__Written task__
Give back every line exactly as it appears, pictures excluded.
------ Entries provided ------
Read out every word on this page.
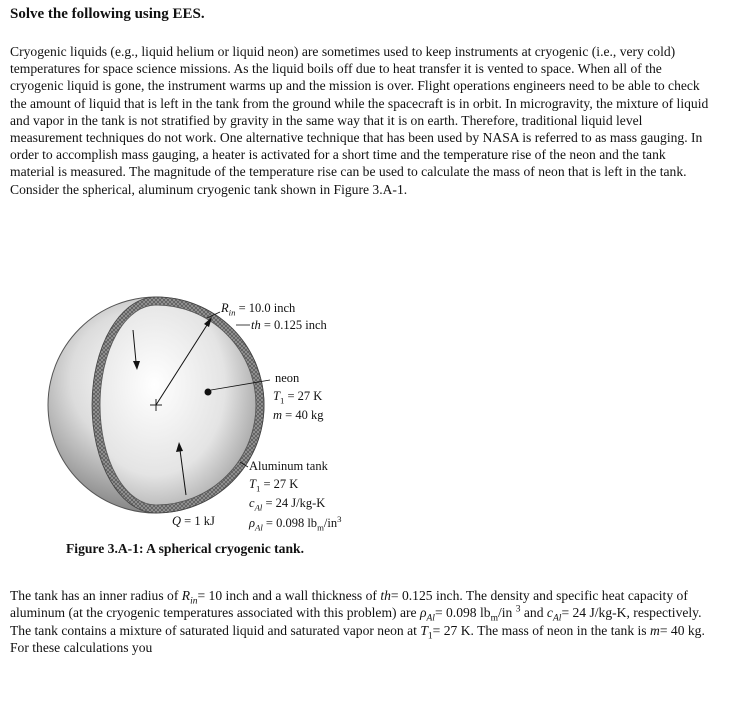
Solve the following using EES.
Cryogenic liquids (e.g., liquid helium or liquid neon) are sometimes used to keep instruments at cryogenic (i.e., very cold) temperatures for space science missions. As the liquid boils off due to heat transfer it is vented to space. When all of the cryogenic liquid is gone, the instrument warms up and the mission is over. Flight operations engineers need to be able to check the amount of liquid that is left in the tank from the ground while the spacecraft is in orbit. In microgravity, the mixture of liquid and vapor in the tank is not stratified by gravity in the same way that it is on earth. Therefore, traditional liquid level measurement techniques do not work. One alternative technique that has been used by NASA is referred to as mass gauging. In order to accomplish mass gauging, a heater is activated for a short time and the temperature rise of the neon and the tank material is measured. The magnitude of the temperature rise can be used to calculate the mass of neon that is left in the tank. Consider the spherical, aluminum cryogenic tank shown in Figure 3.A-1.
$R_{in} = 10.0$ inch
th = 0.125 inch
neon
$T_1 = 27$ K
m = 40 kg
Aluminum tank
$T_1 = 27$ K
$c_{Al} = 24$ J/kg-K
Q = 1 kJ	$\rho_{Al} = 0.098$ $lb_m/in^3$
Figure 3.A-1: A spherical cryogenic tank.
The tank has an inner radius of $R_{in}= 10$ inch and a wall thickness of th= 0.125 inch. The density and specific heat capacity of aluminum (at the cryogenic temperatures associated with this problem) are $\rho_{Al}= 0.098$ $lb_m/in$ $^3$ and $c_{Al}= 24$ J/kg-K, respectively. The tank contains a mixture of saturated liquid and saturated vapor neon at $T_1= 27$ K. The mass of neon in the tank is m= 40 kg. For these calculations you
------
__Full answer__
Read out every word on this page.
Solve the following using EES.
Cryogenic liquids (e.g., liquid helium or liquid neon) are sometimes used to keep instruments at cryogenic (i.e., very cold) temperatures for space science missions. As the liquid boils off due to heat transfer it is vented to space. When all of the cryogenic liquid is gone, the instrument warms up and the mission is over. Flight operations engineers need to be able to check the amount of liquid that is left in the tank from the ground while the spacecraft is in orbit. In microgravity, the mixture of liquid and vapor in the tank is not stratified by gravity in the same way that it is on earth. Therefore, traditional liquid level measurement techniques do not work. One alternative technique that has been used by NASA is referred to as mass gauging. In order to accomplish mass gauging, a heater is activated for a short time and the temperature rise of the neon and the tank material is measured. The magnitude of the temperature rise can be used to calculate the mass of neon that is left in the tank. Consider the spherical, aluminum cryogenic tank shown in Figure 3.A-1.
$R_{in} = 10.0$ inch
th = 0.125 inch
neon
$T_1 = 27$ K
m = 40 kg
Aluminum tank
$T_1 = 27$ K
$c_{Al} = 24$ J/kg-K
Q = 1 kJ	$\rho_{Al} = 0.098$ $lb_m/in^3$
Figure 3.A-1: A spherical cryogenic tank.
The tank has an inner radius of $R_{in}= 10$ inch and a wall thickness of th= 0.125 inch. The density and specific heat capacity of aluminum (at the cryogenic temperatures associated with this problem) are $\rho_{Al}= 0.098$ $lb_m/in$ $^3$ and $c_{Al}= 24$ J/kg-K, respectively. The tank contains a mixture of saturated liquid and saturated vapor neon at $T_1= 27$ K. The mass of neon in the tank is m= 40 kg. For these calculations you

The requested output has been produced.